* Start *

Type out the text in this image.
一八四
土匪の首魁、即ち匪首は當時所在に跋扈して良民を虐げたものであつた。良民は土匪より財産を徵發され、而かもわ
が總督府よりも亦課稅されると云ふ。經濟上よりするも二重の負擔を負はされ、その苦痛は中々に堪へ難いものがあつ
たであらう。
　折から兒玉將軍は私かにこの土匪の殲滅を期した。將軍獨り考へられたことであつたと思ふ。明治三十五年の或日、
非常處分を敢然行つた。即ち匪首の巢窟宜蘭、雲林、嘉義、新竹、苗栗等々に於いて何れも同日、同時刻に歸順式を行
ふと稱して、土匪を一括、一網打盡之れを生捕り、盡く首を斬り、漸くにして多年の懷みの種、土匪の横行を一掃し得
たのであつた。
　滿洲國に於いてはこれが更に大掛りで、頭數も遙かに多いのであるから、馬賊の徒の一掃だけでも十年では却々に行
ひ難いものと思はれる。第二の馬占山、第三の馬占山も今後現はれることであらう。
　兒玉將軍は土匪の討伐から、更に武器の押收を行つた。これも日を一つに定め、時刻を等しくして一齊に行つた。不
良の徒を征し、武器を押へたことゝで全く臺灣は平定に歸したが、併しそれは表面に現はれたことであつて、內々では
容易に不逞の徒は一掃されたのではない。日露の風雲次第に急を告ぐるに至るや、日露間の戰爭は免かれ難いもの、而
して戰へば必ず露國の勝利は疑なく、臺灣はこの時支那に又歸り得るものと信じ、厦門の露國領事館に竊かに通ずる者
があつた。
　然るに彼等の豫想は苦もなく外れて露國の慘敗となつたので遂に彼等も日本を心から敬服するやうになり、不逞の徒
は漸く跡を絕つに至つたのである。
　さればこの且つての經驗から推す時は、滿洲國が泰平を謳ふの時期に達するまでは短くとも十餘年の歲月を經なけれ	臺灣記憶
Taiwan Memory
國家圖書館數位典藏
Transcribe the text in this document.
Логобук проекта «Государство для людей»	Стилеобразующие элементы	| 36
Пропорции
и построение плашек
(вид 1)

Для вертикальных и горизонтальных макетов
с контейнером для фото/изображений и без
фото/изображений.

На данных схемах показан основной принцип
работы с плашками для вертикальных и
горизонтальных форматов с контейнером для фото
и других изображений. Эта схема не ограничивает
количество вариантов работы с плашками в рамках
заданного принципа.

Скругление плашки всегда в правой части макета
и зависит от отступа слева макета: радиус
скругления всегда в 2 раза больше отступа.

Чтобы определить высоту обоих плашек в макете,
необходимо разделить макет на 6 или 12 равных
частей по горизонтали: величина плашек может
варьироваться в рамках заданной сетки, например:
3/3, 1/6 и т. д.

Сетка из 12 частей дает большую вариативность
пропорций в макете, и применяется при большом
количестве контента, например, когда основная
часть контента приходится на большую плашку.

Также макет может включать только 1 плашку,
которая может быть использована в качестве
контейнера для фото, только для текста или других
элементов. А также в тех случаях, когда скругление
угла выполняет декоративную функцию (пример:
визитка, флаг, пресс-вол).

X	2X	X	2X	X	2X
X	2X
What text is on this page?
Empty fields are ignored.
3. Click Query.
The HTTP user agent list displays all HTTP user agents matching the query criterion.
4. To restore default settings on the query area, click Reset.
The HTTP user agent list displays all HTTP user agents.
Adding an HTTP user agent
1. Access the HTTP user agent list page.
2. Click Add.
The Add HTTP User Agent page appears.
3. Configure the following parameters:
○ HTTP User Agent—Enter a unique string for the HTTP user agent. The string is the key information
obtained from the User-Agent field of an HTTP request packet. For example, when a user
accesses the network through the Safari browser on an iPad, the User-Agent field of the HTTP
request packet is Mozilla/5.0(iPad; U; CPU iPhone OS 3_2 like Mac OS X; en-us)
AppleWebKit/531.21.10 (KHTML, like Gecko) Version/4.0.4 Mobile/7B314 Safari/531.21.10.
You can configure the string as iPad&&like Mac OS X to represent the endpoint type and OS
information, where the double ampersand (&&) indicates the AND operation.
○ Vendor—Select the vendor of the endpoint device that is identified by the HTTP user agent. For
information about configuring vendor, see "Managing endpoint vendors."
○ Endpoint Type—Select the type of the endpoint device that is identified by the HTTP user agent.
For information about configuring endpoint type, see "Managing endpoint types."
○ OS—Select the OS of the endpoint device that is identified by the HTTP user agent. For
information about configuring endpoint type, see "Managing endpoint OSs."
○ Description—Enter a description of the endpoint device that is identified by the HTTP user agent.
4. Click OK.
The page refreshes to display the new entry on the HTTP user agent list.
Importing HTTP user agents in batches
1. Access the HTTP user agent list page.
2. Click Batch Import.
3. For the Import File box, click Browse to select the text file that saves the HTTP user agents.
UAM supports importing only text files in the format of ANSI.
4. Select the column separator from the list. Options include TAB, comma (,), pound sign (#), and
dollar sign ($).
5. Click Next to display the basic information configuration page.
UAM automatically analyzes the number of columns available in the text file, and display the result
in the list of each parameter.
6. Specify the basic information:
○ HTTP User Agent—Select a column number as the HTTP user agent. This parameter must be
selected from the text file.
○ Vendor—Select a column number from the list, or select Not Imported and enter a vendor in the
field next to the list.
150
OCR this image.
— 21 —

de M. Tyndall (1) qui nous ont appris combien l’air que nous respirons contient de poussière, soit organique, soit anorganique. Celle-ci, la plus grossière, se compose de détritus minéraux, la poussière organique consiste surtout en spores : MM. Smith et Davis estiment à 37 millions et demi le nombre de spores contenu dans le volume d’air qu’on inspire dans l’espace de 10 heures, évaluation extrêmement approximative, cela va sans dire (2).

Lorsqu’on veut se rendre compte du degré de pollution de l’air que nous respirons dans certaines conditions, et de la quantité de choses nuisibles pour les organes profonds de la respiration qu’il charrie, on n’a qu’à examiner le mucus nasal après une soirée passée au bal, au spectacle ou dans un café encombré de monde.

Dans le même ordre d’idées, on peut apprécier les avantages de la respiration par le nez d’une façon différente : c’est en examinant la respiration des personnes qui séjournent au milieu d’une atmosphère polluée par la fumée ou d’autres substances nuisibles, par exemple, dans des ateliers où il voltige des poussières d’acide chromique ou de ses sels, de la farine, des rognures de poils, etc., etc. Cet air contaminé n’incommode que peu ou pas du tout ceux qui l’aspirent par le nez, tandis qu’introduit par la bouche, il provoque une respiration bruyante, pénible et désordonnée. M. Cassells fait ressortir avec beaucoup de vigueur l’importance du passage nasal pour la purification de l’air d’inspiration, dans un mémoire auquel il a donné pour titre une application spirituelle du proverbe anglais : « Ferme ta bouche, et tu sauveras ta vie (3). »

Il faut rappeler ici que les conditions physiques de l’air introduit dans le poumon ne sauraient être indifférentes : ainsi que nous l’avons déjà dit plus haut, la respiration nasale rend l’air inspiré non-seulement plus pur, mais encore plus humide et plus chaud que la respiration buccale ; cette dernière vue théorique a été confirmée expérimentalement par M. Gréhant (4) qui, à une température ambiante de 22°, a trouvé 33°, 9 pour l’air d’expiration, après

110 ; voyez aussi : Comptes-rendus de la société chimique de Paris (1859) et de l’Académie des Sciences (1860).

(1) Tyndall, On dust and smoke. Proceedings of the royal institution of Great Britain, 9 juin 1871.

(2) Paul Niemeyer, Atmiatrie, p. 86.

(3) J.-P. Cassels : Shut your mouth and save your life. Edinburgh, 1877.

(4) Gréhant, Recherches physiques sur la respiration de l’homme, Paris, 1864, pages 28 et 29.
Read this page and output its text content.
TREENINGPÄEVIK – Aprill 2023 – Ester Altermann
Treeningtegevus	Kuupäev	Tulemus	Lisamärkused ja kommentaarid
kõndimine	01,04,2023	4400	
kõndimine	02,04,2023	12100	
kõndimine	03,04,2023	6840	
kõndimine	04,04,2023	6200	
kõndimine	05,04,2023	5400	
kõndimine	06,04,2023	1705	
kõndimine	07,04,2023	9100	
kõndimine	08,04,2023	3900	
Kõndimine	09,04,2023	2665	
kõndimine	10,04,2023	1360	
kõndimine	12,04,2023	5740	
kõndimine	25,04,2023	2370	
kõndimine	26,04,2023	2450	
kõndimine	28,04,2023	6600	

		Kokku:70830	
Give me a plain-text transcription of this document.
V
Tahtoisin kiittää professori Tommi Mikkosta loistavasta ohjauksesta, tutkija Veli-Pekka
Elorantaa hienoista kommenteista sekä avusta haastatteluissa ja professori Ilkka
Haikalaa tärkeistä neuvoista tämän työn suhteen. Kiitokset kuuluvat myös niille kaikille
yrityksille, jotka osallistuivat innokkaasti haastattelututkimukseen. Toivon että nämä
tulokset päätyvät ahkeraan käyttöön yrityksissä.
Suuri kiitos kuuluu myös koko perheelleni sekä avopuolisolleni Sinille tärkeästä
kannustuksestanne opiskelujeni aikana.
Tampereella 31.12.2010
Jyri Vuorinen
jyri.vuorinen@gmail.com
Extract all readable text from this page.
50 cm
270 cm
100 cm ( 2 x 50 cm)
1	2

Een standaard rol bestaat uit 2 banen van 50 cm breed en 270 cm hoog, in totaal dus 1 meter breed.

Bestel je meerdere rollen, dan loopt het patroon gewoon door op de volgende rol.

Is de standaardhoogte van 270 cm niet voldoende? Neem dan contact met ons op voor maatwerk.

* End *

◆ **Work to be completed**: Look through the records and gather every line containing "Safari".

◆ **The reply**:
accesses the network through the Safari browser on an iPad, the User-Agent field of the HTTP
AppleWebKit/531.21.10 (KHTML, like Gecko) Version/4.0.4 Mobile/7B314 Safari/531.21.10.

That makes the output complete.